### Job
Gather every line of the material below that contains the string "lines", matching uppercase and lowercase exactly.

### Exercise material
····················

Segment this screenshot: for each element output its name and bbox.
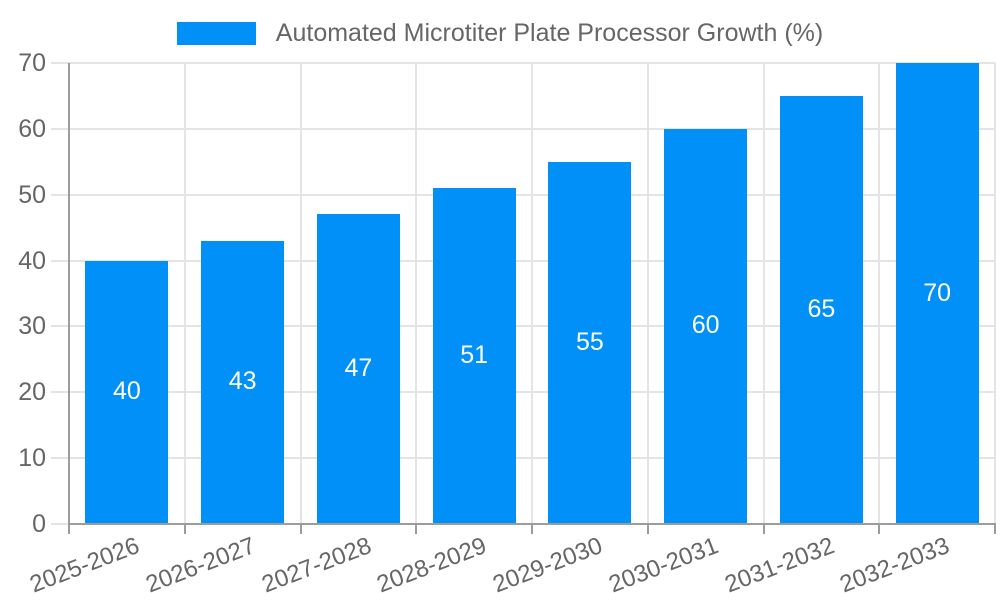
y-axis-line [68, 63, 70, 525]
bar-value-label: 51 [460, 341, 489, 370]
y-axis-tick-mark [51, 523, 69, 525]
bar-value-label: 55 [575, 327, 604, 356]
legend-label: Automated Microtiter Plate Processor Gro… [275, 18, 824, 47]
x-axis-tick-mark [299, 525, 302, 534]
x-axis-tick-mark [878, 525, 881, 534]
x-axis-tick-mark [646, 525, 649, 534]
y-axis-tick-mark [51, 193, 69, 196]
x-axis-tick-mark [994, 525, 996, 534]
y-axis-tick-mark [51, 127, 69, 130]
x-axis-label: 2032-2033 [836, 532, 954, 599]
y-axis-label: 40 [18, 246, 46, 275]
x-axis-tick-mark [68, 525, 70, 534]
y-axis-label: 30 [18, 312, 46, 341]
x-gridline [994, 63, 996, 524]
bar-value-label: 40 [112, 377, 141, 406]
bar-value-label: 65 [807, 294, 836, 323]
x-axis-label: 2030-2031 [605, 532, 722, 599]
y-axis-label: 70 [18, 49, 46, 77]
bar-value-label: 43 [228, 367, 257, 396]
bar: 43 [201, 240, 285, 523]
x-axis-line [68, 523, 996, 525]
bar: 51 [432, 188, 516, 523]
bar-value-label: 60 [691, 311, 720, 340]
x-gridline [299, 63, 302, 524]
x-gridline [646, 63, 649, 524]
x-gridline [531, 63, 533, 524]
x-axis-label: 2027-2028 [257, 532, 375, 599]
bar: 40 [85, 260, 169, 523]
x-axis-tick-mark [183, 525, 186, 534]
y-axis-label: 50 [18, 180, 46, 209]
y-axis-label: 60 [18, 114, 46, 143]
bar: 47 [316, 214, 400, 523]
y-axis-tick-mark [51, 62, 69, 64]
legend-swatch-icon [176, 21, 256, 45]
bar-value-label: 47 [344, 354, 373, 383]
bar-value-label: 70 [923, 278, 952, 307]
y-axis-label: 0 [32, 510, 46, 538]
x-axis-label: 2031-2032 [720, 532, 838, 599]
x-gridline [878, 63, 881, 524]
x-gridline [415, 63, 418, 524]
x-axis-tick-mark [415, 525, 418, 534]
x-axis-label: 2029-2030 [489, 532, 607, 599]
x-axis-label: 2028-2029 [373, 532, 491, 599]
y-axis-tick-mark [51, 457, 69, 460]
x-axis-label: 2025-2026 [26, 532, 144, 599]
bar: 65 [779, 95, 863, 523]
y-axis-tick-mark [51, 259, 69, 262]
x-axis-tick-mark [531, 525, 533, 534]
bar: 60 [664, 128, 748, 523]
y-axis-tick-mark [51, 391, 69, 394]
bar: 55 [548, 161, 632, 523]
bar: 70 [895, 63, 979, 523]
x-axis-tick-mark [762, 525, 765, 534]
chart-legend[interactable]: Automated Microtiter Plate Processor Gro… [0, 14, 1000, 52]
y-axis-label: 20 [18, 378, 46, 407]
x-gridline [183, 63, 186, 524]
x-axis-label: 2026-2027 [142, 532, 259, 599]
y-axis-label: 10 [18, 444, 46, 473]
y-axis-tick-mark [51, 325, 69, 328]
x-gridline [762, 63, 765, 524]
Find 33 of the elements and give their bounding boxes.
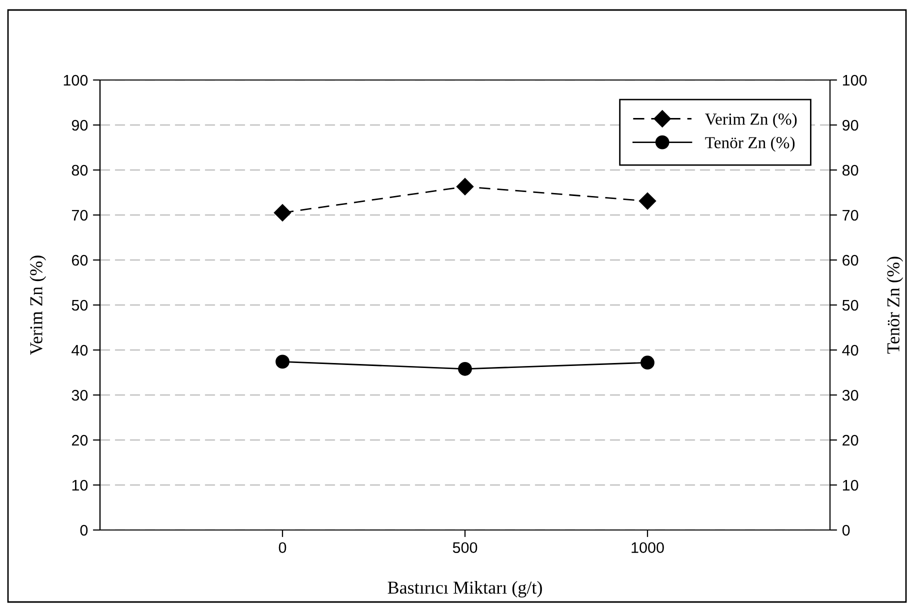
y2-tick-label: 40 [842,344,858,356]
y2-tick-label: 10 [842,480,858,491]
y2-tick-label: 100 [842,74,867,86]
y2-tick-label: 50 [842,300,858,311]
x-tick-label: 0 [278,542,286,554]
x-tick-label: 500 [452,542,478,554]
y-tick-label: 20 [72,434,88,446]
point [638,192,656,210]
y2-tick-label: 70 [842,210,858,221]
y-tick-label: 40 [72,344,88,356]
point [456,178,474,196]
x-axis-title: Bastırıcı Miktarı (g/t) [388,581,542,598]
y2-tick-label: 90 [842,120,858,131]
y2-tick-label: 30 [842,390,858,401]
legend-label: Tenör Zn (%) [705,136,795,152]
y-tick-label: 70 [72,210,88,221]
y-tick-label: 30 [72,390,88,401]
y2-tick-label: 60 [842,254,858,266]
y-axis-title: Verim Zn (%) [30,256,46,355]
y-tick-label: 50 [72,300,88,311]
y-tick-label: 80 [72,164,88,176]
y2-tick-label: 20 [842,434,858,446]
y-tick-label: 60 [72,254,88,266]
y2-tick-label: 0 [842,524,850,536]
y-tick-label: 100 [64,74,88,86]
y-tick-label: 90 [72,120,88,131]
y2-axis-title: Tenör Zn (%) [886,256,904,354]
legend-label: Verim Zn (%) [705,113,797,128]
x-tick-label: 1000 [632,542,664,554]
point [274,204,292,222]
y-tick-label: 10 [72,480,88,491]
y2-tick-label: 80 [842,164,858,176]
y-tick-label: 0 [80,524,88,536]
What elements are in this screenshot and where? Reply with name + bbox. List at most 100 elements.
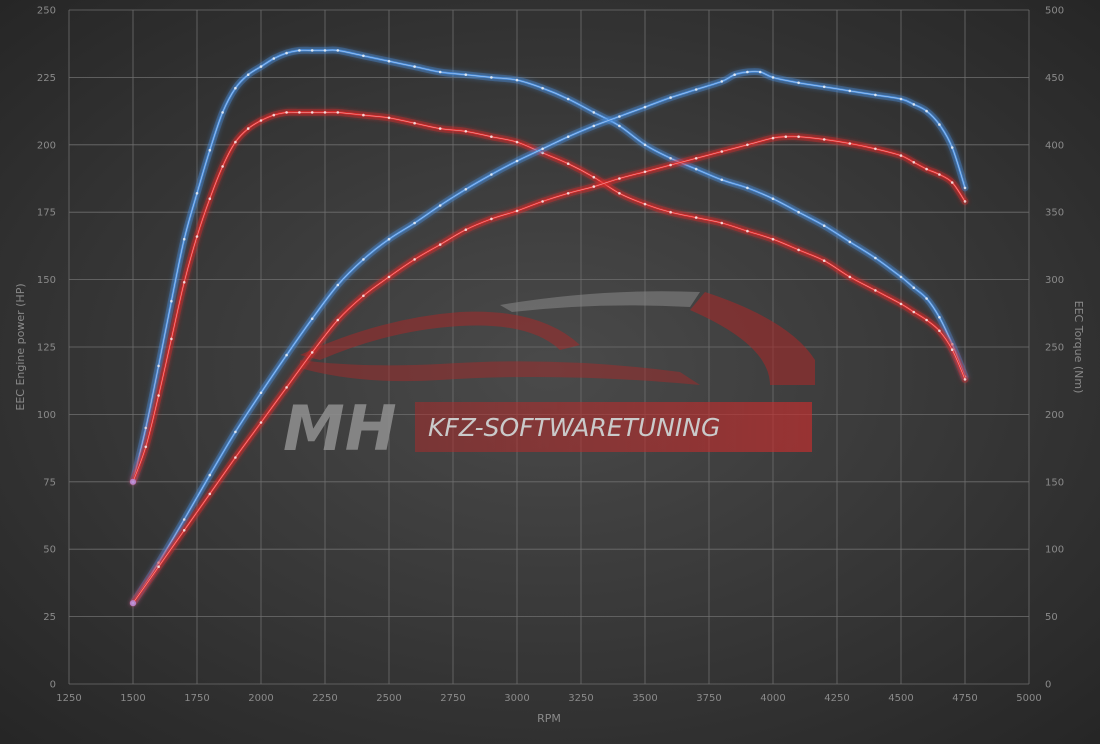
data-point-stock_torque (208, 492, 212, 496)
data-point-tuned_torque (669, 96, 672, 99)
x-tick-label: 3000 (504, 693, 529, 704)
data-point-stock_torque (720, 150, 724, 153)
data-point-stock_power (298, 111, 301, 114)
data-point-stock_power (310, 111, 314, 114)
data-point-tuned_power (144, 426, 148, 430)
data-point-tuned_torque (694, 88, 698, 91)
data-point-stock_torque (515, 209, 519, 213)
data-point-stock_power (323, 111, 327, 114)
data-point-tuned_power (771, 197, 775, 200)
data-point-tuned_torque (938, 123, 941, 126)
data-point-tuned_power (221, 111, 224, 114)
data-point-tuned_torque (899, 97, 903, 101)
data-point-tuned_power (541, 86, 544, 90)
data-point-stock_power (234, 140, 237, 144)
data-point-tuned_power (490, 76, 493, 79)
data-point-stock_torque (912, 161, 916, 164)
grid-lines (68, 9, 1030, 685)
data-point-tuned_torque (618, 115, 621, 118)
data-point-tuned_torque (797, 81, 800, 85)
data-point-stock_torque (310, 351, 314, 354)
watermark-logo: MH KFZ-SOFTWARETUNING (283, 291, 815, 465)
series-stock_torque (129, 132, 969, 607)
watermark-mh-text: MH (283, 392, 397, 465)
data-point-tuned_power (310, 49, 314, 52)
x-tick-label: 4000 (760, 693, 785, 704)
data-point-tuned_power (298, 49, 301, 52)
data-point-stock_power (694, 216, 698, 219)
data-point-tuned_torque (733, 73, 736, 76)
data-point-tuned_torque (310, 317, 314, 321)
data-point-tuned_power (618, 124, 621, 128)
data-point-stock_power (208, 197, 212, 200)
x-tick-label: 2250 (312, 693, 337, 704)
data-point-stock_torque (874, 147, 877, 151)
data-point-stock_power (618, 192, 621, 195)
data-point-tuned_torque (515, 159, 519, 163)
data-point-stock_power (246, 127, 250, 130)
data-point-stock_torque (746, 143, 749, 147)
y-right-tick-label: 0 (1045, 680, 1051, 691)
series-highlight-stock_power (132, 111, 966, 482)
data-point-tuned_power (362, 54, 365, 58)
data-point-tuned_torque (464, 188, 468, 191)
watermark-car-body (300, 360, 700, 385)
data-point-tuned_power (285, 51, 288, 55)
data-point-tuned_torque (874, 93, 877, 97)
data-point-stock_torque (694, 157, 698, 160)
y-left-tick-label: 175 (37, 208, 56, 219)
x-tick-label: 2000 (248, 693, 273, 704)
data-point-stock_power (221, 165, 224, 168)
data-point-tuned_power (195, 192, 199, 195)
data-point-stock_torque (336, 318, 340, 322)
data-point-stock_power (387, 116, 391, 120)
data-point-tuned_torque (720, 80, 724, 83)
data-point-stock_torque (285, 386, 288, 389)
data-point-stock_torque (797, 135, 800, 138)
data-point-tuned_power (848, 240, 852, 244)
data-point-stock_power (362, 113, 365, 117)
series-tuned_torque (129, 67, 969, 607)
data-point-tuned_torque (413, 221, 416, 225)
data-point-stock_power (771, 237, 775, 241)
data-point-stock_torque (963, 200, 967, 203)
data-point-stock_power (259, 119, 263, 122)
x-axis-title: RPM (537, 712, 561, 725)
data-point-stock_torque (771, 136, 775, 140)
x-tick-label: 3500 (632, 693, 657, 704)
data-point-stock_power (413, 121, 416, 125)
series-highlight-tuned_torque (132, 71, 966, 604)
data-point-stock_torque (157, 565, 160, 568)
data-point-stock_torque (234, 456, 237, 459)
y-left-tick-label: 225 (37, 73, 56, 84)
data-point-tuned_power (797, 210, 800, 214)
data-point-stock_torque (938, 173, 941, 176)
data-point-stock_power (938, 329, 941, 333)
data-point-tuned_torque (336, 283, 340, 287)
data-point-tuned_power (208, 148, 212, 152)
data-point-stock_power (464, 130, 468, 133)
data-point-stock_power (822, 259, 826, 263)
data-point-tuned_torque (362, 258, 365, 261)
data-point-stock_power (490, 135, 493, 138)
data-point-stock_torque (592, 185, 596, 188)
data-point-stock_power (182, 281, 186, 284)
x-tick-label: 1500 (120, 693, 145, 704)
data-point-tuned_power (925, 297, 928, 300)
x-tick-label: 3250 (568, 693, 593, 704)
data-point-tuned_power (694, 167, 698, 171)
watermark-tagline: KFZ-SOFTWARETUNING (428, 413, 720, 442)
y-left-tick-label: 125 (37, 343, 56, 354)
data-point-tuned_power (938, 316, 941, 319)
data-point-stock_torque (848, 142, 852, 145)
x-tick-label: 2750 (440, 693, 465, 704)
watermark-arc-red (690, 292, 815, 385)
series-lines (129, 46, 969, 607)
series-tuned_power (129, 46, 969, 486)
data-point-tuned_power (669, 157, 672, 160)
y-axis-left-title: EEC Engine power (HP) (14, 283, 27, 410)
y-right-tick-label: 400 (1045, 140, 1064, 151)
data-point-stock_power (592, 175, 596, 179)
data-point-tuned_torque (822, 85, 826, 89)
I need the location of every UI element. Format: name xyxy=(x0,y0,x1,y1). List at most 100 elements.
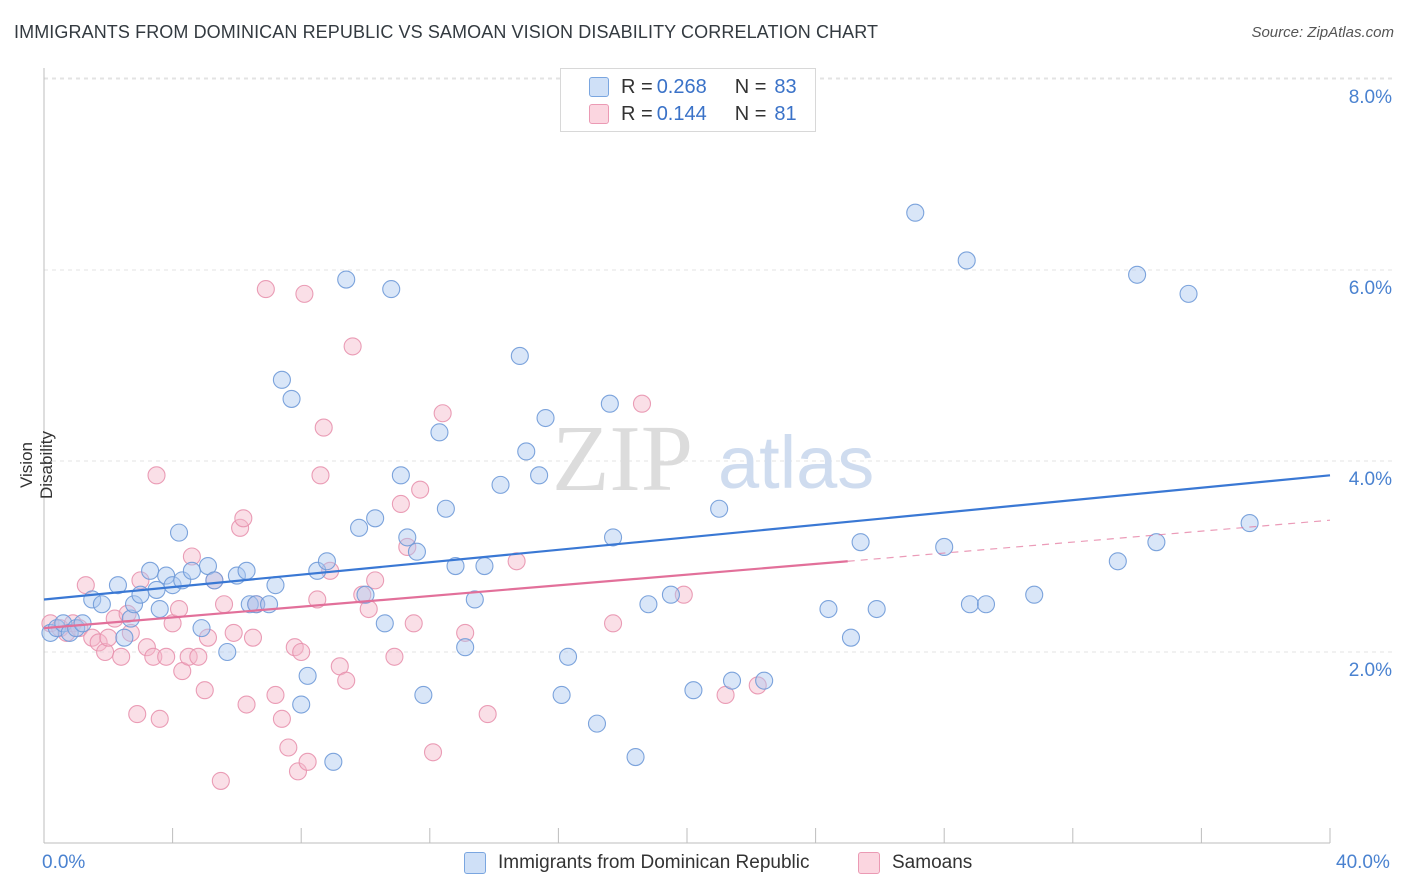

····················

### Answer to the task
grid-lines (68, 9, 1030, 685)
series-lines (129, 46, 969, 607)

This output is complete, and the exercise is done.